THE TASK: Give every line below again, exactly.

Dataset entries:
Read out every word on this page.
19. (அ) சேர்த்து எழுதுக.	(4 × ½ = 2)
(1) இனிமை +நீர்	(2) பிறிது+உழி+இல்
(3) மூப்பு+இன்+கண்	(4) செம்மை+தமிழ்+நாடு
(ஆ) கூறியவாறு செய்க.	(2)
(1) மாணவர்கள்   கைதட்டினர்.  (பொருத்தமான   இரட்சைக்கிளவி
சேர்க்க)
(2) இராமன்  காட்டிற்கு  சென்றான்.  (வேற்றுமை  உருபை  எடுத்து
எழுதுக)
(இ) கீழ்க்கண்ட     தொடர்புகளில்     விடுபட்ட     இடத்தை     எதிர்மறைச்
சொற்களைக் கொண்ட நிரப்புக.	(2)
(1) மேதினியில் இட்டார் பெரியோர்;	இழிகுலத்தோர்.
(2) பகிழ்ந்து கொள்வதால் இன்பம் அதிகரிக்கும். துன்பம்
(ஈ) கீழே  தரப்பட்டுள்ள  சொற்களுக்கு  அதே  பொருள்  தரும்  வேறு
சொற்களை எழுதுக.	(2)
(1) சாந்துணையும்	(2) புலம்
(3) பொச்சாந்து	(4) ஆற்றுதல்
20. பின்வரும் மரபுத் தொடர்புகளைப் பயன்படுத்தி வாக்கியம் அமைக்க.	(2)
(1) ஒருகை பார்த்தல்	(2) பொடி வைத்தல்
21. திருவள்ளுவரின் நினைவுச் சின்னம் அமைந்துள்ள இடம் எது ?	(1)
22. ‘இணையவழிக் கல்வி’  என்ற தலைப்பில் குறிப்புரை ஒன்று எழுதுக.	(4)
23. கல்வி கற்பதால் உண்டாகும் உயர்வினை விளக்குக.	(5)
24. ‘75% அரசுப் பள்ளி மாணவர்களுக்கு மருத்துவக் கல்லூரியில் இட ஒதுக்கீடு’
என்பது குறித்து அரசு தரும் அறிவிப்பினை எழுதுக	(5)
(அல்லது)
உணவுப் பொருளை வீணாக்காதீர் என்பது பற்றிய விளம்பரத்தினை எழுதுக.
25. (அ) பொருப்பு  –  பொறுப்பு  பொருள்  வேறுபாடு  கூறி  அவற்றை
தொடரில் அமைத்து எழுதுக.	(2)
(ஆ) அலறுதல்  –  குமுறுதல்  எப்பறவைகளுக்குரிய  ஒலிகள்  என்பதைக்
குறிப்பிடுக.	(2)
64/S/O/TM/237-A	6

EXPECTED ANSWER:
Read out every word on this page.
19. (அ) சேர்த்து எழுதுக.	(4 × ½ = 2)
(1) இனிமை +நீர்	(2) பிறிது+உழி+இல்
(3) மூப்பு+இன்+கண்	(4) செம்மை+தமிழ்+நாடு
(ஆ) கூறியவாறு செய்க.	(2)
(1) மாணவர்கள்   கைதட்டினர்.  (பொருத்தமான   இரட்சைக்கிளவி
சேர்க்க)
(2) இராமன்  காட்டிற்கு  சென்றான்.  (வேற்றுமை  உருபை  எடுத்து
எழுதுக)
(இ) கீழ்க்கண்ட     தொடர்புகளில்     விடுபட்ட     இடத்தை     எதிர்மறைச்
சொற்களைக் கொண்ட நிரப்புக.	(2)
(1) மேதினியில் இட்டார் பெரியோர்;	இழிகுலத்தோர்.
(2) பகிழ்ந்து கொள்வதால் இன்பம் அதிகரிக்கும். துன்பம்
(ஈ) கீழே  தரப்பட்டுள்ள  சொற்களுக்கு  அதே  பொருள்  தரும்  வேறு
சொற்களை எழுதுக.	(2)
(1) சாந்துணையும்	(2) புலம்
(3) பொச்சாந்து	(4) ஆற்றுதல்
20. பின்வரும் மரபுத் தொடர்புகளைப் பயன்படுத்தி வாக்கியம் அமைக்க.	(2)
(1) ஒருகை பார்த்தல்	(2) பொடி வைத்தல்
21. திருவள்ளுவரின் நினைவுச் சின்னம் அமைந்துள்ள இடம் எது ?	(1)
22. ‘இணையவழிக் கல்வி’  என்ற தலைப்பில் குறிப்புரை ஒன்று எழுதுக.	(4)
23. கல்வி கற்பதால் உண்டாகும் உயர்வினை விளக்குக.	(5)
24. ‘75% அரசுப் பள்ளி மாணவர்களுக்கு மருத்துவக் கல்லூரியில் இட ஒதுக்கீடு’
என்பது குறித்து அரசு தரும் அறிவிப்பினை எழுதுக	(5)
(அல்லது)
உணவுப் பொருளை வீணாக்காதீர் என்பது பற்றிய விளம்பரத்தினை எழுதுக.
25. (அ) பொருப்பு  –  பொறுப்பு  பொருள்  வேறுபாடு  கூறி  அவற்றை
தொடரில் அமைத்து எழுதுக.	(2)
(ஆ) அலறுதல்  –  குமுறுதல்  எப்பறவைகளுக்குரிய  ஒலிகள்  என்பதைக்
குறிப்பிடுக.	(2)
64/S/O/TM/237-A	6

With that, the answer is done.